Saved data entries
--------------------------------------------------

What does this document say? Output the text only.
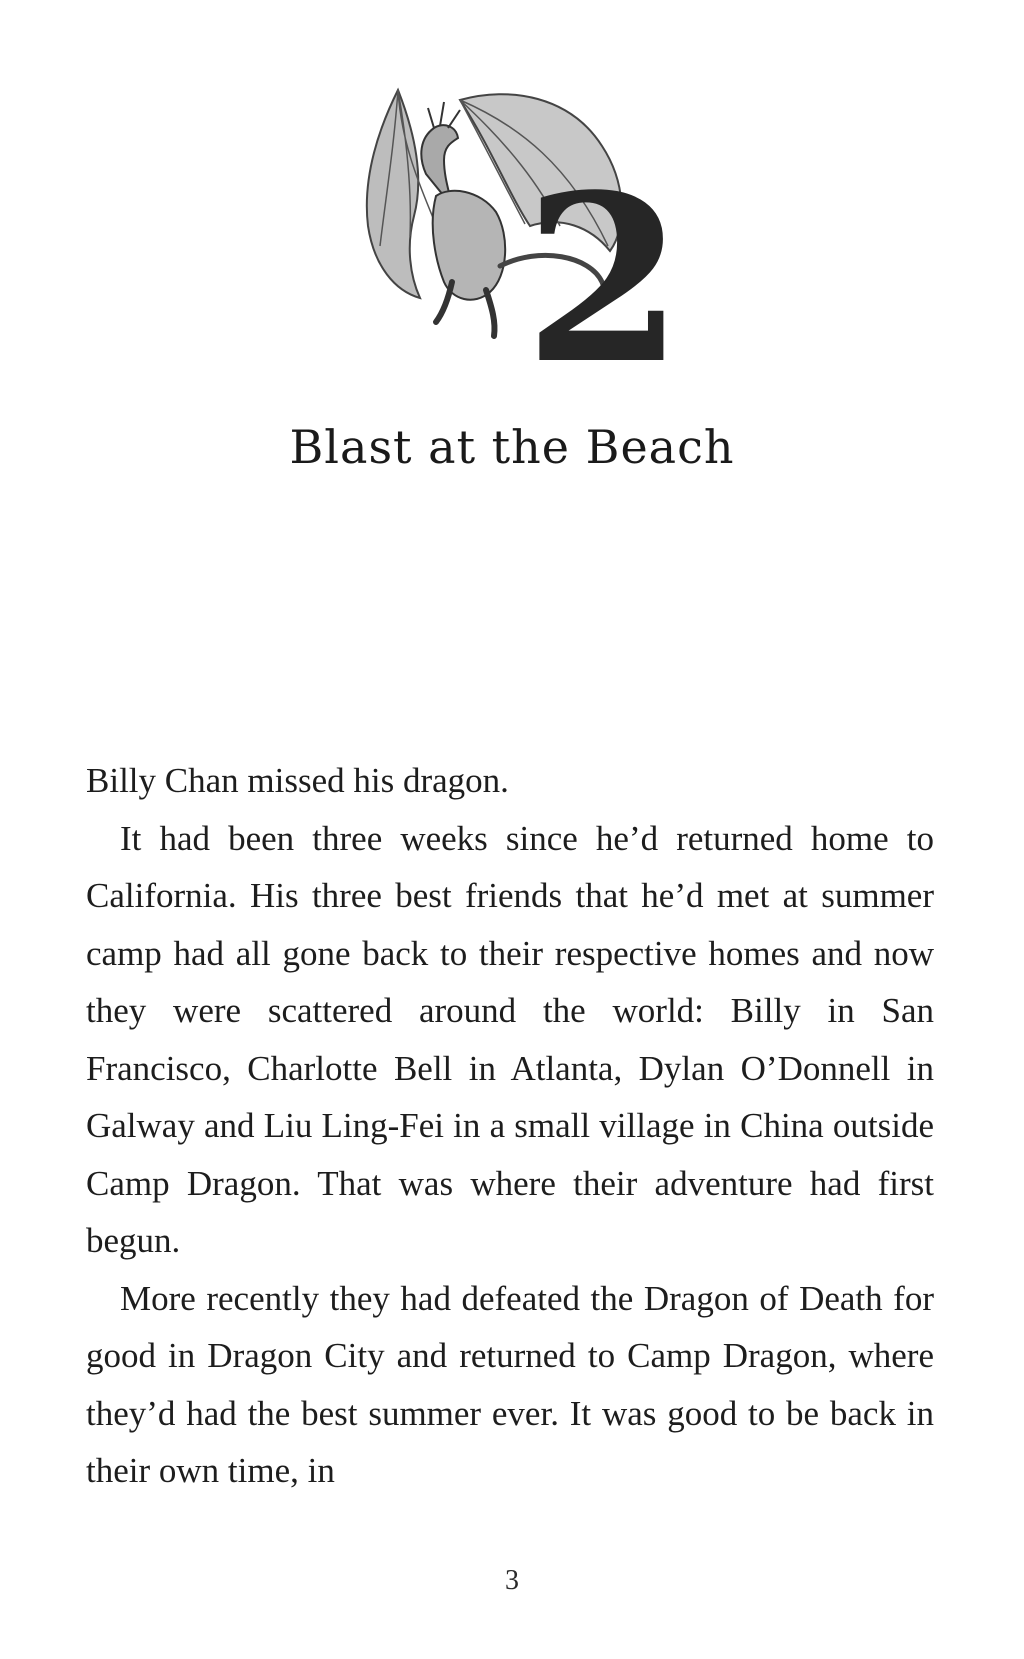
2
Blast at the Beach

Billy Chan missed his dragon.

It had been three weeks since he’d returned home to California. His three best friends that he’d met at summer camp had all gone back to their respective homes and now they were scattered around the world: Billy in San Francisco, Charlotte Bell in Atlanta, Dylan O’Donnell in Galway and Liu Ling-Fei in a small village in China outside Camp Dragon. That was where their adventure had first begun.

More recently they had defeated the Dragon of Death for good in Dragon City and returned to Camp Dragon, where they’d had the best summer ever. It was good to be back in their own time, in

3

--------------------------------------------------

What to do
Pictures are excluded; copy all other data exactly as shown.

Response to the task
What does this document say? Output the text only.
2
Blast at the Beach

Billy Chan missed his dragon.

It had been three weeks since he’d returned home to California. His three best friends that he’d met at summer camp had all gone back to their respective homes and now they were scattered around the world: Billy in San Francisco, Charlotte Bell in Atlanta, Dylan O’Donnell in Galway and Liu Ling-Fei in a small village in China outside Camp Dragon. That was where their adventure had first begun.

More recently they had defeated the Dragon of Death for good in Dragon City and returned to Camp Dragon, where they’d had the best summer ever. It was good to be back in their own time, in

3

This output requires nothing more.